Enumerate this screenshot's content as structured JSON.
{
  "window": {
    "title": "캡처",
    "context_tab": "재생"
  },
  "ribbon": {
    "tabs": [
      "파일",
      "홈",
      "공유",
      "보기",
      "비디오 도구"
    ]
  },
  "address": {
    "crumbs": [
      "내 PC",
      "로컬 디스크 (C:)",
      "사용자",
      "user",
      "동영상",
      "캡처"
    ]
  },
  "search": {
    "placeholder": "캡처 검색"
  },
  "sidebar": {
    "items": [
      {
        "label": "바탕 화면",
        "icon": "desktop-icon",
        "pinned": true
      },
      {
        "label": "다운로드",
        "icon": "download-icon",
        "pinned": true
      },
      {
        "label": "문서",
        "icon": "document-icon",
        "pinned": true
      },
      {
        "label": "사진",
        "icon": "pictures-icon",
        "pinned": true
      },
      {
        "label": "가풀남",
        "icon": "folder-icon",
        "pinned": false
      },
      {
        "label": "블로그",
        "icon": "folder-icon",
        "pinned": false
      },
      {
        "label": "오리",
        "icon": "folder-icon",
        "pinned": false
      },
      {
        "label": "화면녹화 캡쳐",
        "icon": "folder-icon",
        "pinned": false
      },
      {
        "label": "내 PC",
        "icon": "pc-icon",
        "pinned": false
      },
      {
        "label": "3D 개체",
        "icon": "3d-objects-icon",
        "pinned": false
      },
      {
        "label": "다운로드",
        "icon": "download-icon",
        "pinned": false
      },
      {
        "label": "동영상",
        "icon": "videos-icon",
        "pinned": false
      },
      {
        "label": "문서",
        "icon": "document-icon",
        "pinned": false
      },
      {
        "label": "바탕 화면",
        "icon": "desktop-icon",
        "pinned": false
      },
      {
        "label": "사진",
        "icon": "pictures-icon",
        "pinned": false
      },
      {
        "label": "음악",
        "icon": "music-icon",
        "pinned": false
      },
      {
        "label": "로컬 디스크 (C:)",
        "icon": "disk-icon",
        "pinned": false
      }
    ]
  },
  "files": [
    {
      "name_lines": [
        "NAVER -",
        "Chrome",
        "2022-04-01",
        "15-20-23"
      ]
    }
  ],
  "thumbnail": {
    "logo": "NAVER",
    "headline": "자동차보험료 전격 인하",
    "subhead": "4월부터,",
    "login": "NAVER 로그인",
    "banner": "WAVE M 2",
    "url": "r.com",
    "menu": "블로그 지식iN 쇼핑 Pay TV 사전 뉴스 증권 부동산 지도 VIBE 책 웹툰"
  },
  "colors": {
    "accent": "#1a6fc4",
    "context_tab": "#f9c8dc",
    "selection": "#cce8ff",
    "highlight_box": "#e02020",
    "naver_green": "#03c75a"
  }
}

◇ ◇ ◇

*Short problem*: Every record shown above should be written out again exactly.

*Solution for this problem*:
Enumerate this screenshot's content as structured JSON.
{
  "window": {
    "title": "캡처",
    "context_tab": "재생"
  },
  "ribbon": {
    "tabs": [
      "파일",
      "홈",
      "공유",
      "보기",
      "비디오 도구"
    ]
  },
  "address": {
    "crumbs": [
      "내 PC",
      "로컬 디스크 (C:)",
      "사용자",
      "user",
      "동영상",
      "캡처"
    ]
  },
  "search": {
    "placeholder": "캡처 검색"
  },
  "sidebar": {
    "items": [
      {
        "label": "바탕 화면",
        "icon": "desktop-icon",
        "pinned": true
      },
      {
        "label": "다운로드",
        "icon": "download-icon",
        "pinned": true
      },
      {
        "label": "문서",
        "icon": "document-icon",
        "pinned": true
      },
      {
        "label": "사진",
        "icon": "pictures-icon",
        "pinned": true
      },
      {
        "label": "가풀남",
        "icon": "folder-icon",
        "pinned": false
      },
      {
        "label": "블로그",
        "icon": "folder-icon",
        "pinned": false
      },
      {
        "label": "오리",
        "icon": "folder-icon",
        "pinned": false
      },
      {
        "label": "화면녹화 캡쳐",
        "icon": "folder-icon",
        "pinned": false
      },
      {
        "label": "내 PC",
        "icon": "pc-icon",
        "pinned": false
      },
      {
        "label": "3D 개체",
        "icon": "3d-objects-icon",
        "pinned": false
      },
      {
        "label": "다운로드",
        "icon": "download-icon",
        "pinned": false
      },
      {
        "label": "동영상",
        "icon": "videos-icon",
        "pinned": false
      },
      {
        "label": "문서",
        "icon": "document-icon",
        "pinned": false
      },
      {
        "label": "바탕 화면",
        "icon": "desktop-icon",
        "pinned": false
      },
      {
        "label": "사진",
        "icon": "pictures-icon",
        "pinned": false
      },
      {
        "label": "음악",
        "icon": "music-icon",
        "pinned": false
      },
      {
        "label": "로컬 디스크 (C:)",
        "icon": "disk-icon",
        "pinned": false
      }
    ]
  },
  "files": [
    {
      "name_lines": [
        "NAVER -",
        "Chrome",
        "2022-04-01",
        "15-20-23"
      ]
    }
  ],
  "thumbnail": {
    "logo": "NAVER",
    "headline": "자동차보험료 전격 인하",
    "subhead": "4월부터,",
    "login": "NAVER 로그인",
    "banner": "WAVE M 2",
    "url": "r.com",
    "menu": "블로그 지식iN 쇼핑 Pay TV 사전 뉴스 증권 부동산 지도 VIBE 책 웹툰"
  },
  "colors": {
    "accent": "#1a6fc4",
    "context_tab": "#f9c8dc",
    "selection": "#cce8ff",
    "highlight_box": "#e02020",
    "naver_green": "#03c75a"
  }
}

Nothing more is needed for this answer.